Extracted records:
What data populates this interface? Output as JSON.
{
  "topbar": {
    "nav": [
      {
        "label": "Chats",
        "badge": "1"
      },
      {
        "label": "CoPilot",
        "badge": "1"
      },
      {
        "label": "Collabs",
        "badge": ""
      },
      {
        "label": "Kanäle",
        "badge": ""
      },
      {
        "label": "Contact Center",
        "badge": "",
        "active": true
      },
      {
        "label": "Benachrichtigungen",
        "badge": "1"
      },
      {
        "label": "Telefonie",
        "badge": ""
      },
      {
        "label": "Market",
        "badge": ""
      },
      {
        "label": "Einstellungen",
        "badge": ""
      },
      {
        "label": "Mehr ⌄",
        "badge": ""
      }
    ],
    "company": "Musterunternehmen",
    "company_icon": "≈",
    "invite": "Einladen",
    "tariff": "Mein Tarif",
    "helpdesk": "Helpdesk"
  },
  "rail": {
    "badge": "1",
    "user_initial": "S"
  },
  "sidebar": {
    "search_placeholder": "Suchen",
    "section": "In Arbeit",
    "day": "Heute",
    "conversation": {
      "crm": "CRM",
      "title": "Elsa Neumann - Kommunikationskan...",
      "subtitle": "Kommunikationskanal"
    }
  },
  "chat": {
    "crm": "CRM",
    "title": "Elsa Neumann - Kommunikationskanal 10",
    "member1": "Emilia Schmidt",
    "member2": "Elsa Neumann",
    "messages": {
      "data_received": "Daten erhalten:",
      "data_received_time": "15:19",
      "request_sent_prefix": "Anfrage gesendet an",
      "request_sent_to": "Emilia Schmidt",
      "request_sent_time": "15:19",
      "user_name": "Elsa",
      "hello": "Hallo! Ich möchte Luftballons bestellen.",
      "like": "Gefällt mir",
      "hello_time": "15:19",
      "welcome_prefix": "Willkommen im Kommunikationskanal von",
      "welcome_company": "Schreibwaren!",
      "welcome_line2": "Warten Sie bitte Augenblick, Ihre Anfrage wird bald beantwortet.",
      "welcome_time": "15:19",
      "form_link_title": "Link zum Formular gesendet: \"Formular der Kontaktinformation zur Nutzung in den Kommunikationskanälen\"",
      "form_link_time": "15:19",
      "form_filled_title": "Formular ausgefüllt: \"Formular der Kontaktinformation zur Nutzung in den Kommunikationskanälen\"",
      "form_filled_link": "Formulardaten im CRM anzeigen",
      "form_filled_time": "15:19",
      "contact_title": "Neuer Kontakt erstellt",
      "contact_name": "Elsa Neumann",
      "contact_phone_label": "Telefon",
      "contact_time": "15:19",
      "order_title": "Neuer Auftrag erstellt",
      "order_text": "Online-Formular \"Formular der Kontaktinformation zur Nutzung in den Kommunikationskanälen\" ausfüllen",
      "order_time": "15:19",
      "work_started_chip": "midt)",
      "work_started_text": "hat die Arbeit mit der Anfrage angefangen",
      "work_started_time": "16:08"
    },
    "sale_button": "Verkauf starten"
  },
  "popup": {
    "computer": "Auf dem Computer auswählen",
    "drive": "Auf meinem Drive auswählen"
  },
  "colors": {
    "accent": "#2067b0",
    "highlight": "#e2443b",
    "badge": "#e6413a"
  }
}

Task brief:
Produce an exact copy of all the records.

Complete output:
What data populates this interface? Output as JSON.
{
  "topbar": {
    "nav": [
      {
        "label": "Chats",
        "badge": "1"
      },
      {
        "label": "CoPilot",
        "badge": "1"
      },
      {
        "label": "Collabs",
        "badge": ""
      },
      {
        "label": "Kanäle",
        "badge": ""
      },
      {
        "label": "Contact Center",
        "badge": "",
        "active": true
      },
      {
        "label": "Benachrichtigungen",
        "badge": "1"
      },
      {
        "label": "Telefonie",
        "badge": ""
      },
      {
        "label": "Market",
        "badge": ""
      },
      {
        "label": "Einstellungen",
        "badge": ""
      },
      {
        "label": "Mehr ⌄",
        "badge": ""
      }
    ],
    "company": "Musterunternehmen",
    "company_icon": "≈",
    "invite": "Einladen",
    "tariff": "Mein Tarif",
    "helpdesk": "Helpdesk"
  },
  "rail": {
    "badge": "1",
    "user_initial": "S"
  },
  "sidebar": {
    "search_placeholder": "Suchen",
    "section": "In Arbeit",
    "day": "Heute",
    "conversation": {
      "crm": "CRM",
      "title": "Elsa Neumann - Kommunikationskan...",
      "subtitle": "Kommunikationskanal"
    }
  },
  "chat": {
    "crm": "CRM",
    "title": "Elsa Neumann - Kommunikationskanal 10",
    "member1": "Emilia Schmidt",
    "member2": "Elsa Neumann",
    "messages": {
      "data_received": "Daten erhalten:",
      "data_received_time": "15:19",
      "request_sent_prefix": "Anfrage gesendet an",
      "request_sent_to": "Emilia Schmidt",
      "request_sent_time": "15:19",
      "user_name": "Elsa",
      "hello": "Hallo! Ich möchte Luftballons bestellen.",
      "like": "Gefällt mir",
      "hello_time": "15:19",
      "welcome_prefix": "Willkommen im Kommunikationskanal von",
      "welcome_company": "Schreibwaren!",
      "welcome_line2": "Warten Sie bitte Augenblick, Ihre Anfrage wird bald beantwortet.",
      "welcome_time": "15:19",
      "form_link_title": "Link zum Formular gesendet: \"Formular der Kontaktinformation zur Nutzung in den Kommunikationskanälen\"",
      "form_link_time": "15:19",
      "form_filled_title": "Formular ausgefüllt: \"Formular der Kontaktinformation zur Nutzung in den Kommunikationskanälen\"",
      "form_filled_link": "Formulardaten im CRM anzeigen",
      "form_filled_time": "15:19",
      "contact_title": "Neuer Kontakt erstellt",
      "contact_name": "Elsa Neumann",
      "contact_phone_label": "Telefon",
      "contact_time": "15:19",
      "order_title": "Neuer Auftrag erstellt",
      "order_text": "Online-Formular \"Formular der Kontaktinformation zur Nutzung in den Kommunikationskanälen\" ausfüllen",
      "order_time": "15:19",
      "work_started_chip": "midt)",
      "work_started_text": "hat die Arbeit mit der Anfrage angefangen",
      "work_started_time": "16:08"
    },
    "sale_button": "Verkauf starten"
  },
  "popup": {
    "computer": "Auf dem Computer auswählen",
    "drive": "Auf meinem Drive auswählen"
  },
  "colors": {
    "accent": "#2067b0",
    "highlight": "#e2443b",
    "badge": "#e6413a"
  }
}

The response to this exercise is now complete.